#### Problem to work on:
Go through the data and copy every line exactly, but not the images.

#### Records for this task:
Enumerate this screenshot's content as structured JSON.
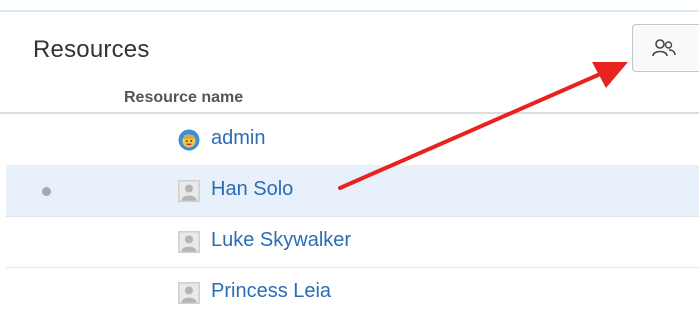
{
  "panel": {
    "title": "Resources"
  },
  "toolbar": {
    "button_icon": "user-group-icon"
  },
  "table": {
    "column_header": "Resource name",
    "rows": [
      {
        "name": "admin",
        "avatar": "admin-avatar-icon",
        "selected": false
      },
      {
        "name": "Han Solo",
        "avatar": "user-placeholder-icon",
        "selected": true
      },
      {
        "name": "Luke Skywalker",
        "avatar": "user-placeholder-icon",
        "selected": false
      },
      {
        "name": "Princess Leia",
        "avatar": "user-placeholder-icon",
        "selected": false
      }
    ]
  },
  "colors": {
    "link": "#2a6db7",
    "selected_row": "#e8f0fb",
    "annotation_arrow": "#e8231f"
  }
}
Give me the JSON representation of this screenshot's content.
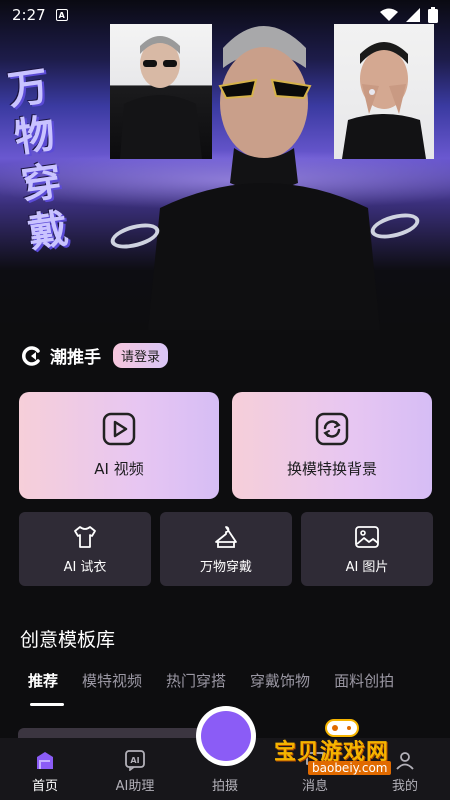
{
  "status_bar": {
    "time": "2:27",
    "app_badge": "A"
  },
  "hero": {
    "title_chars": [
      "万",
      "物",
      "穿",
      "戴"
    ]
  },
  "brand": {
    "name": "潮推手",
    "login_label": "请登录"
  },
  "feature_cards": [
    {
      "label": "AI 视频",
      "icon": "play-icon"
    },
    {
      "label": "换模特换背景",
      "icon": "refresh-icon"
    }
  ],
  "tool_cards": [
    {
      "label": "AI 试衣",
      "icon": "tshirt-icon"
    },
    {
      "label": "万物穿戴",
      "icon": "hanger-icon"
    },
    {
      "label": "AI 图片",
      "icon": "image-icon"
    }
  ],
  "section": {
    "title": "创意模板库",
    "tabs": [
      "推荐",
      "模特视频",
      "热门穿搭",
      "穿戴饰物",
      "面料创拍"
    ],
    "active_tab": "推荐"
  },
  "bottom_nav": {
    "items": [
      {
        "label": "首页",
        "icon": "home-icon"
      },
      {
        "label": "AI助理",
        "icon": "ai-assistant-icon"
      },
      {
        "label": "拍摄",
        "icon": "capture-icon"
      },
      {
        "label": "消息",
        "icon": "message-icon"
      },
      {
        "label": "我的",
        "icon": "profile-icon"
      }
    ],
    "active": "首页"
  },
  "watermark": {
    "text": "宝贝游戏网",
    "url": "baobeiy.com"
  },
  "colors": {
    "accent": "#8b5cf6",
    "card_pink": "#f6cfd9",
    "card_lilac": "#d6bdf5",
    "tool_card_bg": "#2f2b36"
  }
}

#### Result of this task:
Enumerate this screenshot's content as structured JSON.
{
  "panel": {
    "title": "Resources"
  },
  "toolbar": {
    "button_icon": "user-group-icon"
  },
  "table": {
    "column_header": "Resource name",
    "rows": [
      {
        "name": "admin",
        "avatar": "admin-avatar-icon",
        "selected": false
      },
      {
        "name": "Han Solo",
        "avatar": "user-placeholder-icon",
        "selected": true
      },
      {
        "name": "Luke Skywalker",
        "avatar": "user-placeholder-icon",
        "selected": false
      },
      {
        "name": "Princess Leia",
        "avatar": "user-placeholder-icon",
        "selected": false
      }
    ]
  },
  "colors": {
    "link": "#2a6db7",
    "selected_row": "#e8f0fb",
    "annotation_arrow": "#e8231f"
  }
}
Give me the JSON representation of this screenshot's content.
{
  "status_bar": {
    "time": "2:27",
    "app_badge": "A"
  },
  "hero": {
    "title_chars": [
      "万",
      "物",
      "穿",
      "戴"
    ]
  },
  "brand": {
    "name": "潮推手",
    "login_label": "请登录"
  },
  "feature_cards": [
    {
      "label": "AI 视频",
      "icon": "play-icon"
    },
    {
      "label": "换模特换背景",
      "icon": "refresh-icon"
    }
  ],
  "tool_cards": [
    {
      "label": "AI 试衣",
      "icon": "tshirt-icon"
    },
    {
      "label": "万物穿戴",
      "icon": "hanger-icon"
    },
    {
      "label": "AI 图片",
      "icon": "image-icon"
    }
  ],
  "section": {
    "title": "创意模板库",
    "tabs": [
      "推荐",
      "模特视频",
      "热门穿搭",
      "穿戴饰物",
      "面料创拍"
    ],
    "active_tab": "推荐"
  },
  "bottom_nav": {
    "items": [
      {
        "label": "首页",
        "icon": "home-icon"
      },
      {
        "label": "AI助理",
        "icon": "ai-assistant-icon"
      },
      {
        "label": "拍摄",
        "icon": "capture-icon"
      },
      {
        "label": "消息",
        "icon": "message-icon"
      },
      {
        "label": "我的",
        "icon": "profile-icon"
      }
    ],
    "active": "首页"
  },
  "watermark": {
    "text": "宝贝游戏网",
    "url": "baobeiy.com"
  },
  "colors": {
    "accent": "#8b5cf6",
    "card_pink": "#f6cfd9",
    "card_lilac": "#d6bdf5",
    "tool_card_bg": "#2f2b36"
  }
}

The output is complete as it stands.